WHAT YOU HAVE TO DO.
Gather the lines that hold the string "rate".

[Data records]
....

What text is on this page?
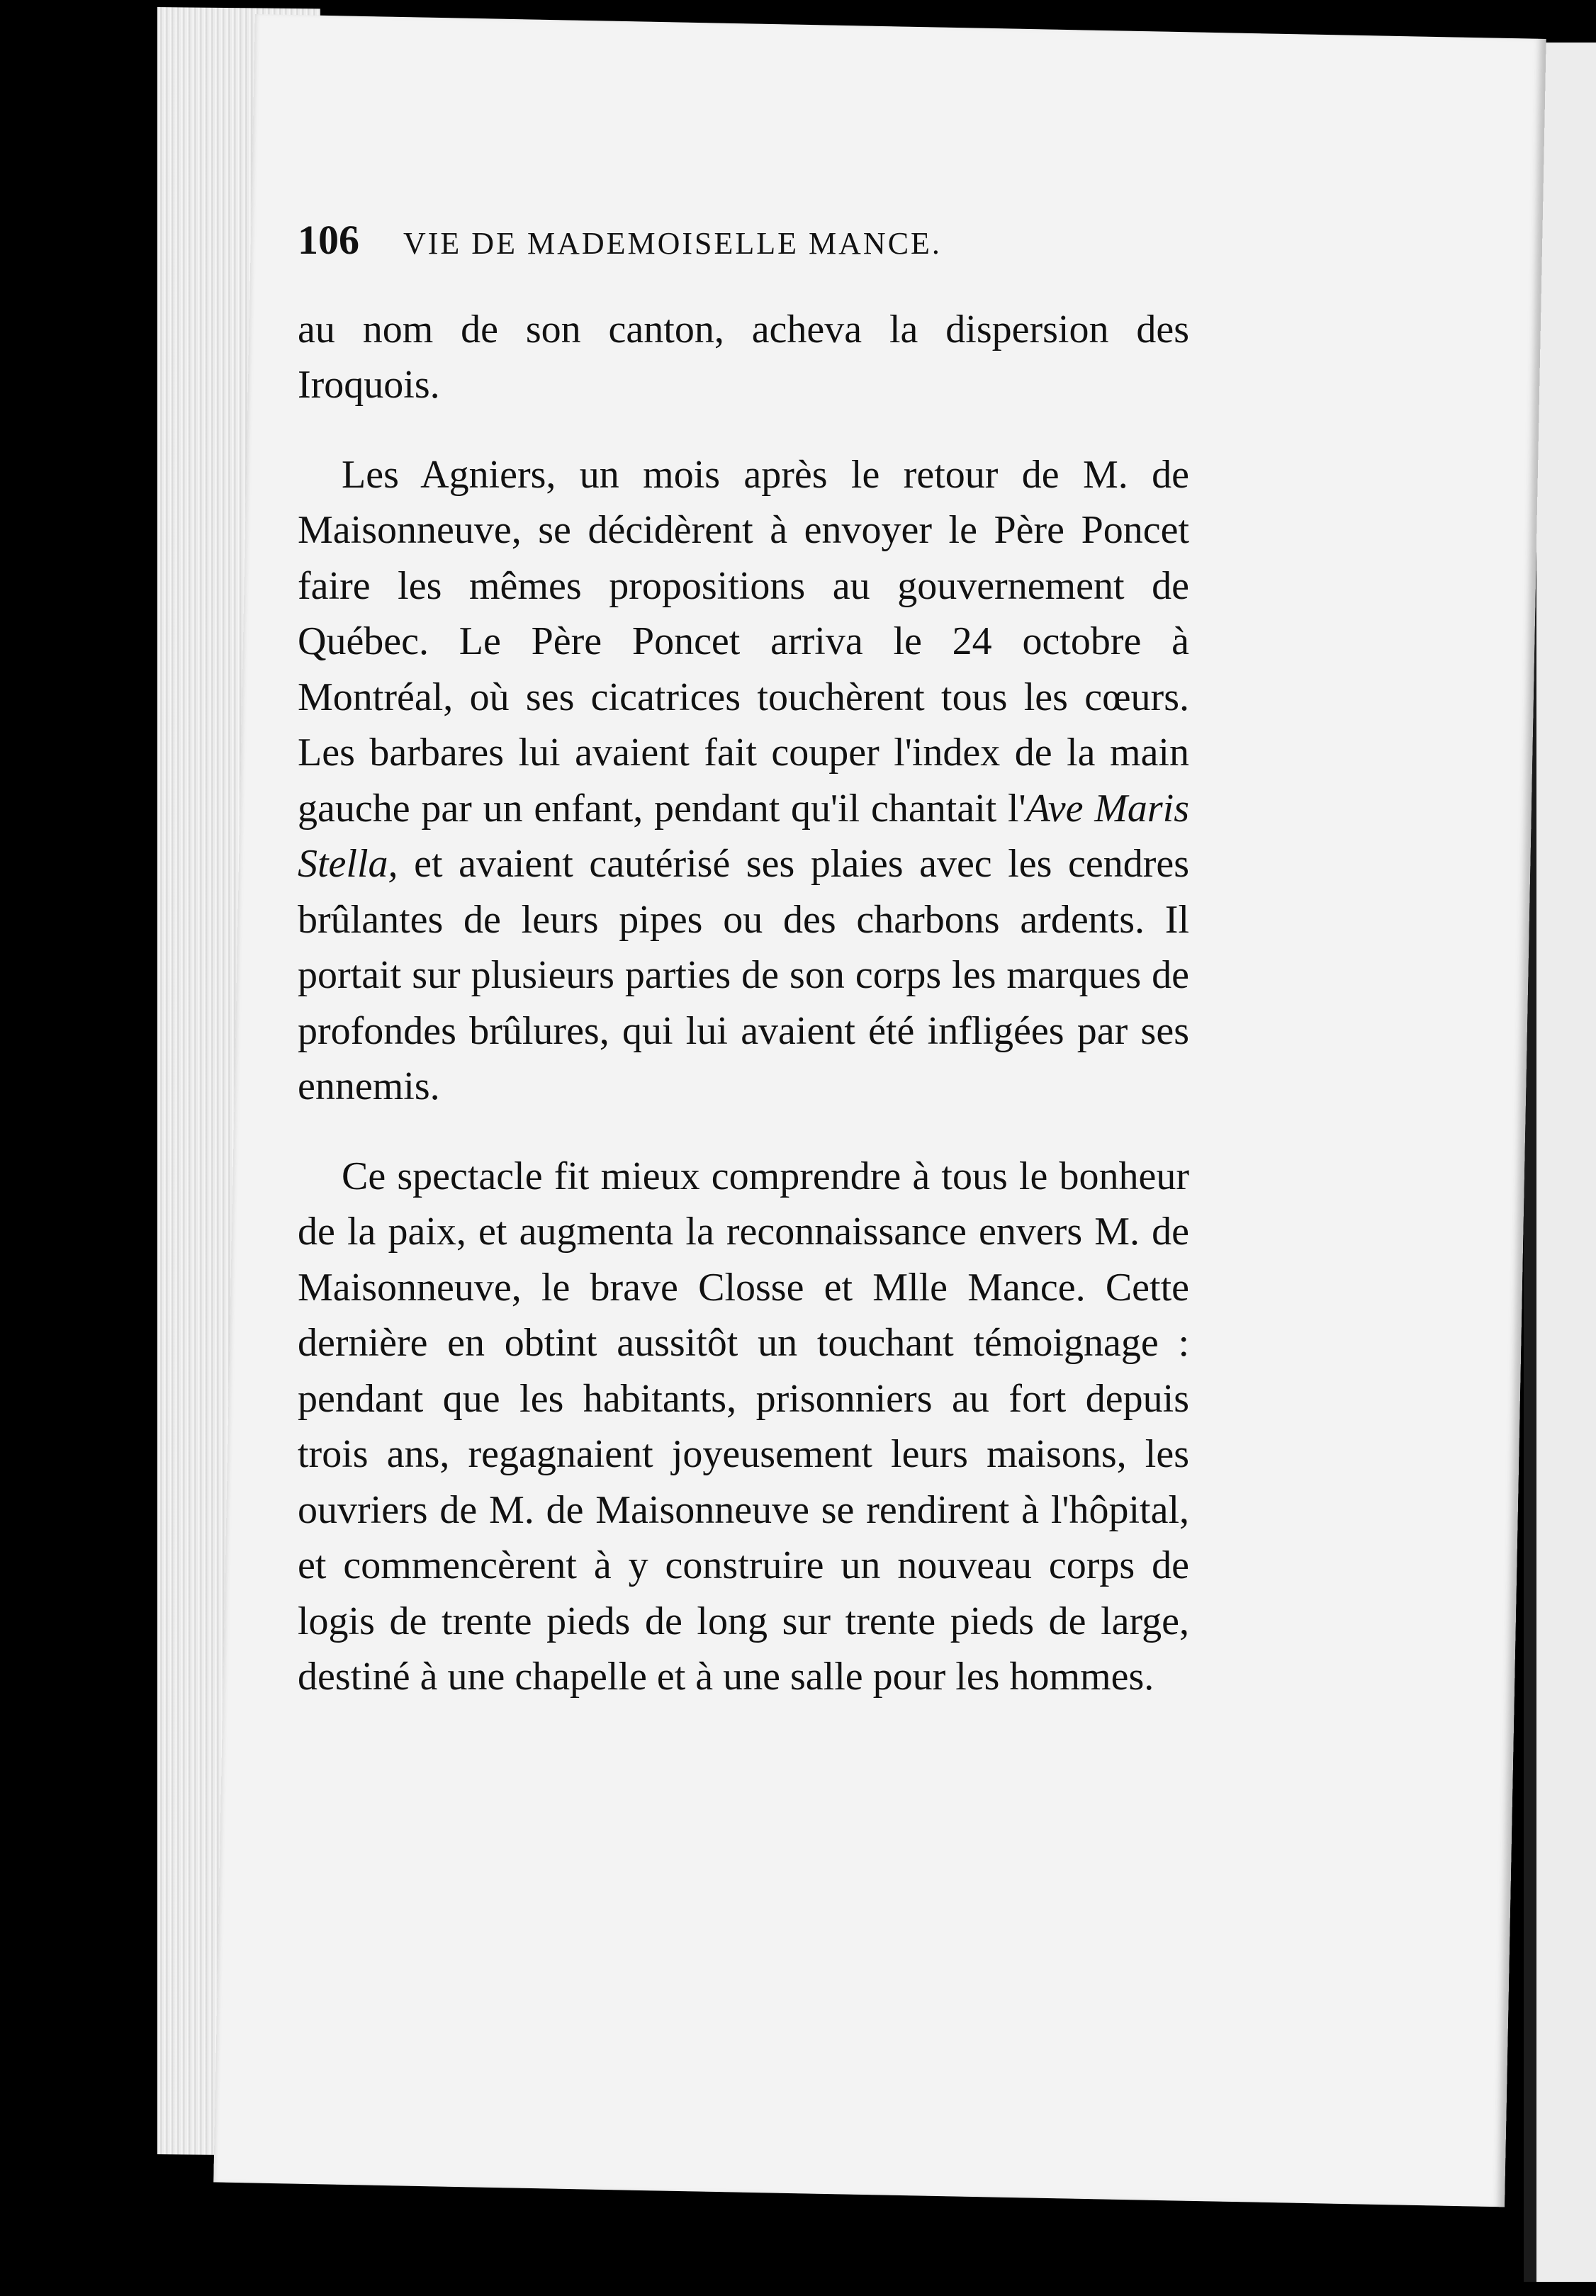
106 VIE DE MADEMOISELLE MANCE.

au nom de son canton, acheva la dispersion des Iroquois.

Les Agniers, un mois après le retour de M. de Maisonneuve, se décidèrent à envoyer le Père Poncet faire les mêmes propositions au gouvernement de Québec. Le Père Poncet arriva le 24 octobre à Montréal, où ses cicatrices touchèrent tous les cœurs. Les barbares lui avaient fait couper l'index de la main gauche par un enfant, pendant qu'il chantait l'Ave Maris Stella, et avaient cautérisé ses plaies avec les cendres brûlantes de leurs pipes ou des charbons ardents. Il portait sur plusieurs parties de son corps les marques de profondes brûlures, qui lui avaient été infligées par ses ennemis.

Ce spectacle fit mieux comprendre à tous le bonheur de la paix, et augmenta la reconnaissance envers M. de Maisonneuve, le brave Closse et Mlle Mance. Cette dernière en obtint aussitôt un touchant témoignage : pendant que les habitants, prisonniers au fort depuis trois ans, regagnaient joyeusement leurs maisons, les ouvriers de M. de Maisonneuve se rendirent à l'hôpital, et commencèrent à y construire un nouveau corps de logis de trente pieds de long sur trente pieds de large, destiné à une chapelle et à une salle pour les hommes.
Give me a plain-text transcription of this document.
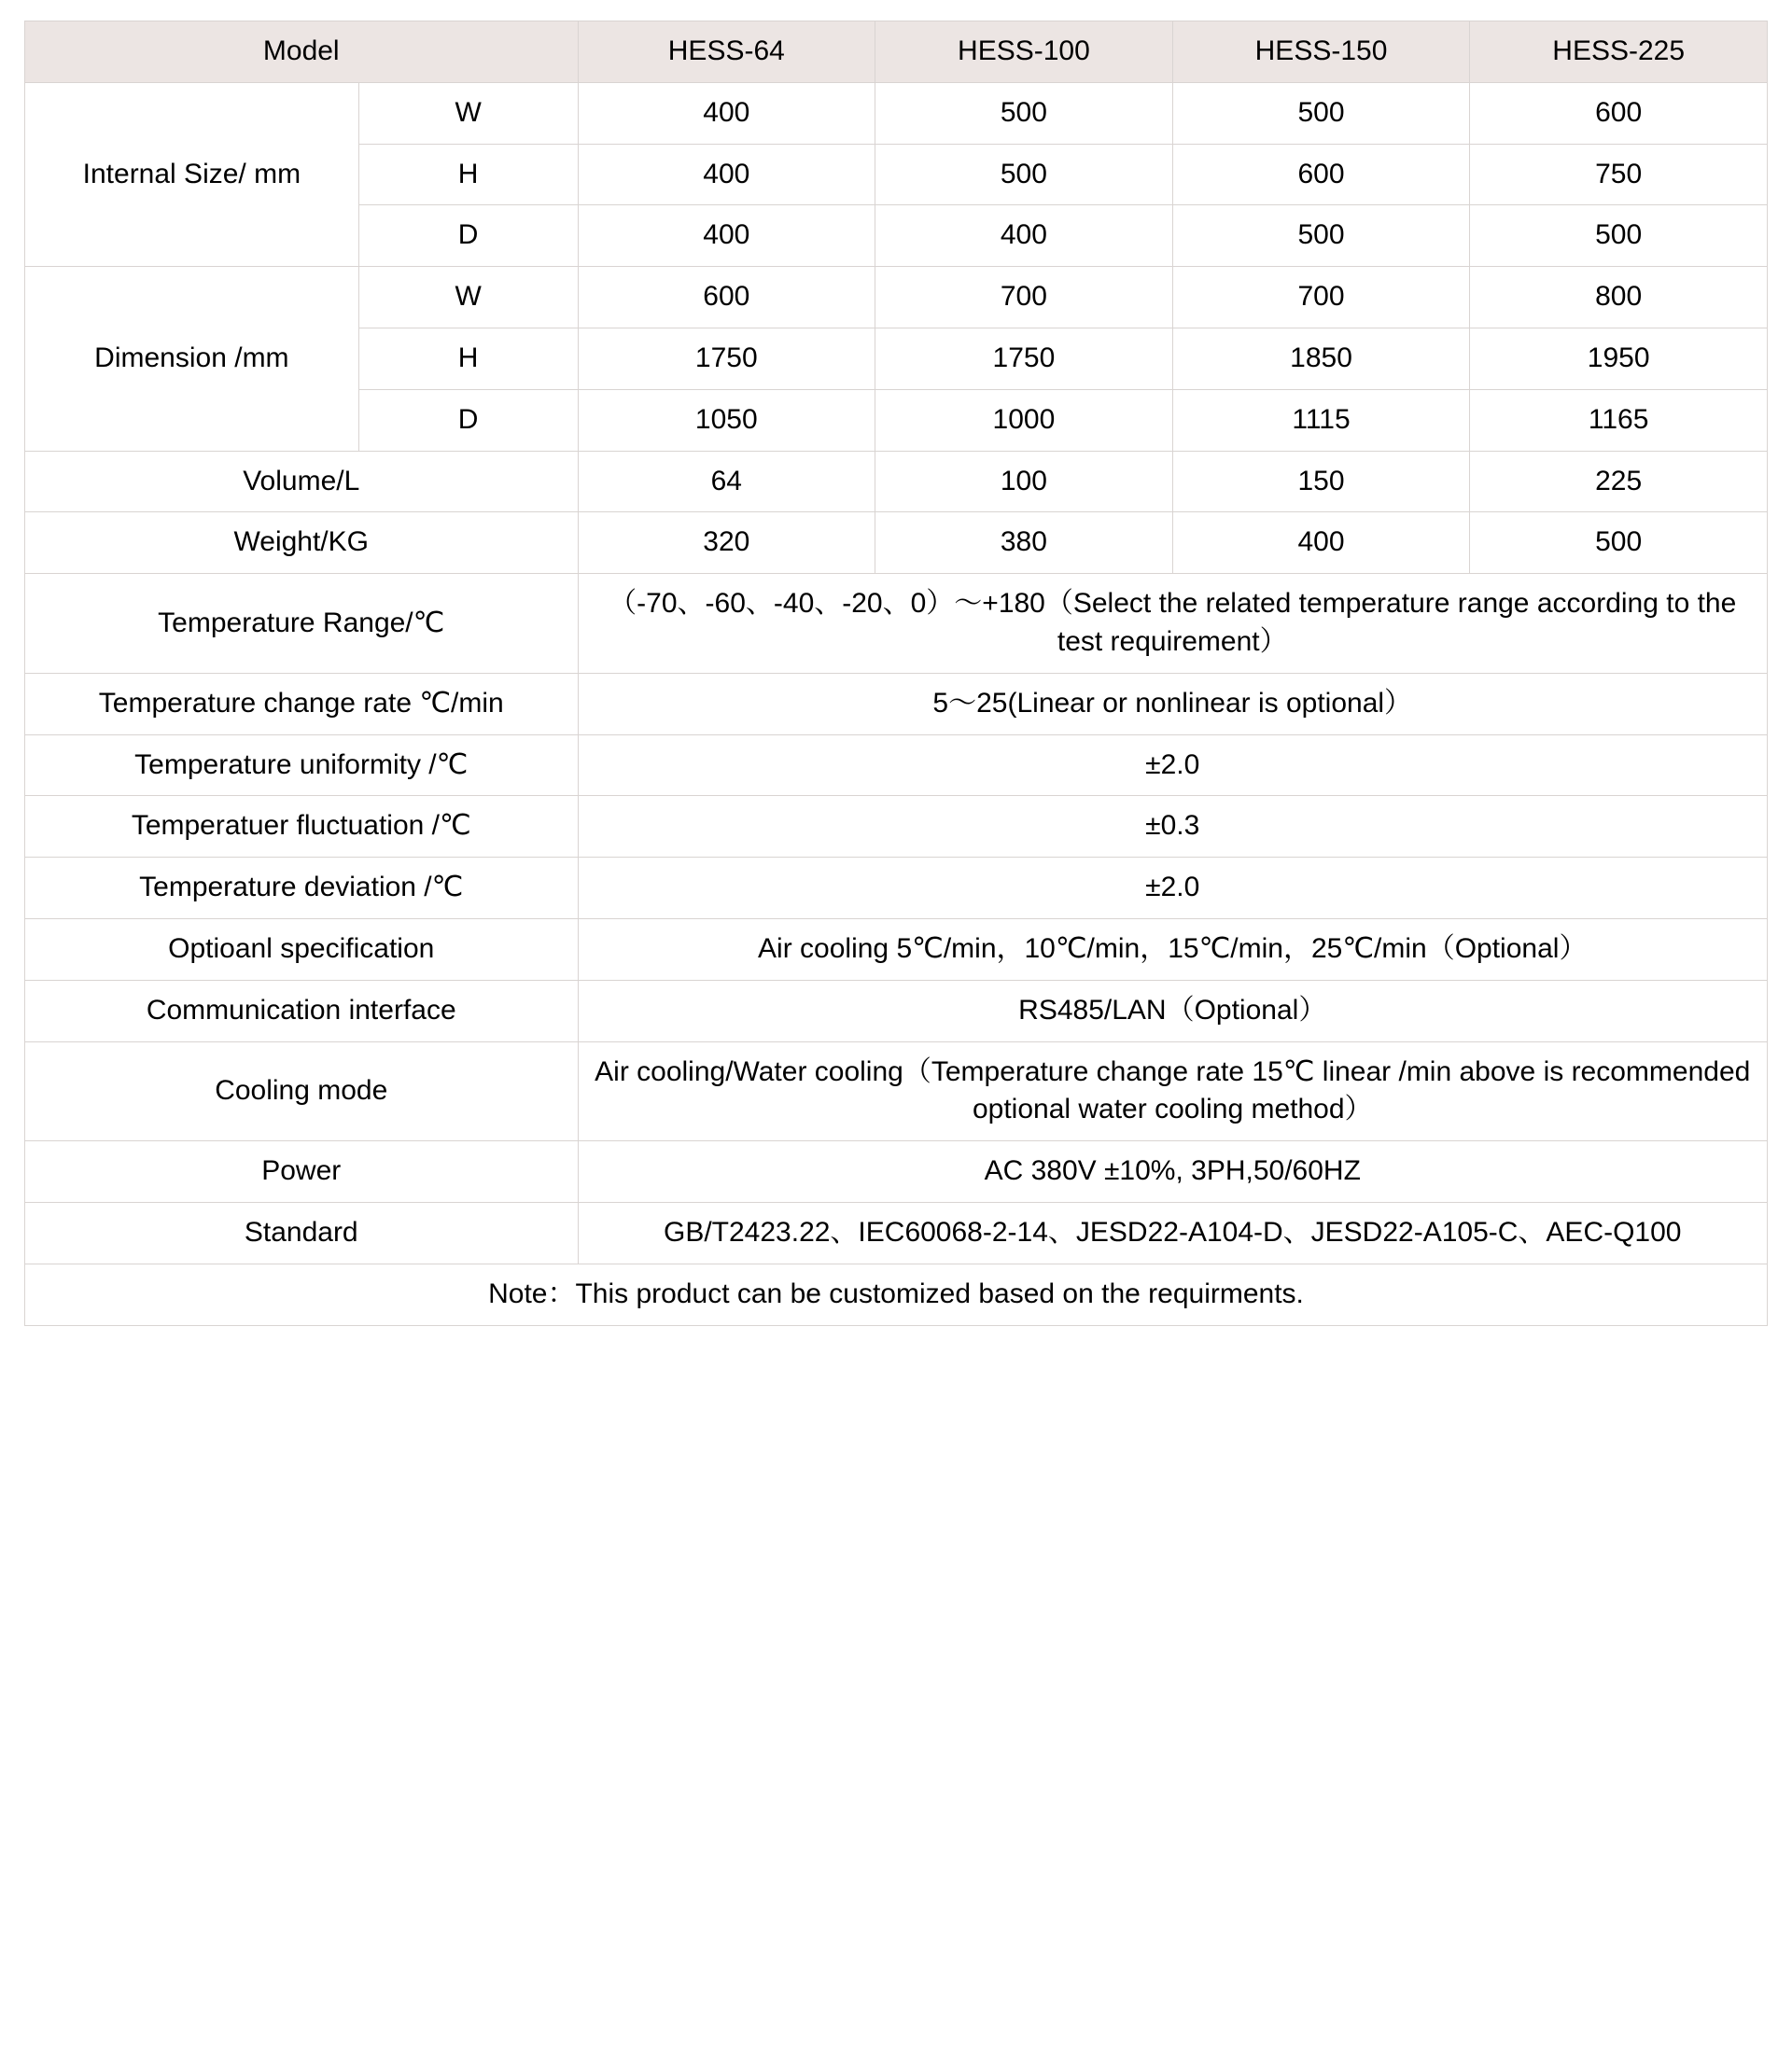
Model		HESS-64	HESS-100	HESS-150	HESS-225
Internal Size/ mm	W	400	500	500	600
	H	400	500	600	750
	D	400	400	500	500
Dimension /mm	W	600	700	700	800
	H	1750	1750	1850	1950
	D	1050	1000	1115	1165
Volume/L		64	100	150	225
Weight/KG		320	380	400	500
Temperature Range/℃		（-70、-60、-40、-20、0）～+180（Select the related temperature range according to the test requirement）			
Temperature change rate ℃/min		5～25(Linear or nonlinear is optional）			
Temperature uniformity /℃		±2.0			
Temperatuer fluctuation /℃		±0.3			
Temperature deviation /℃		±2.0			
Optioanl specification		Air cooling 5℃/min，10℃/min，15℃/min，25℃/min（Optional）			
Communication interface		RS485/LAN（Optional）			
Cooling mode		Air cooling/Water cooling（Temperature change rate 15℃ linear /min above is recommended optional water cooling method）			
Power		AC 380V ±10%, 3PH,50/60HZ			
Standard		GB/T2423.22、IEC60068-2-14、JESD22-A104-D、JESD22-A105-C、AEC-Q100			
Note：This product can be customized based on the requirments.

....

EXERCISE RESULT.
Temperature change rate ℃/min		5～25(Linear or nonlinear is optional）			
Cooling mode		Air cooling/Water cooling（Temperature change rate 15℃ linear /min above is recommended optional water cooling method）			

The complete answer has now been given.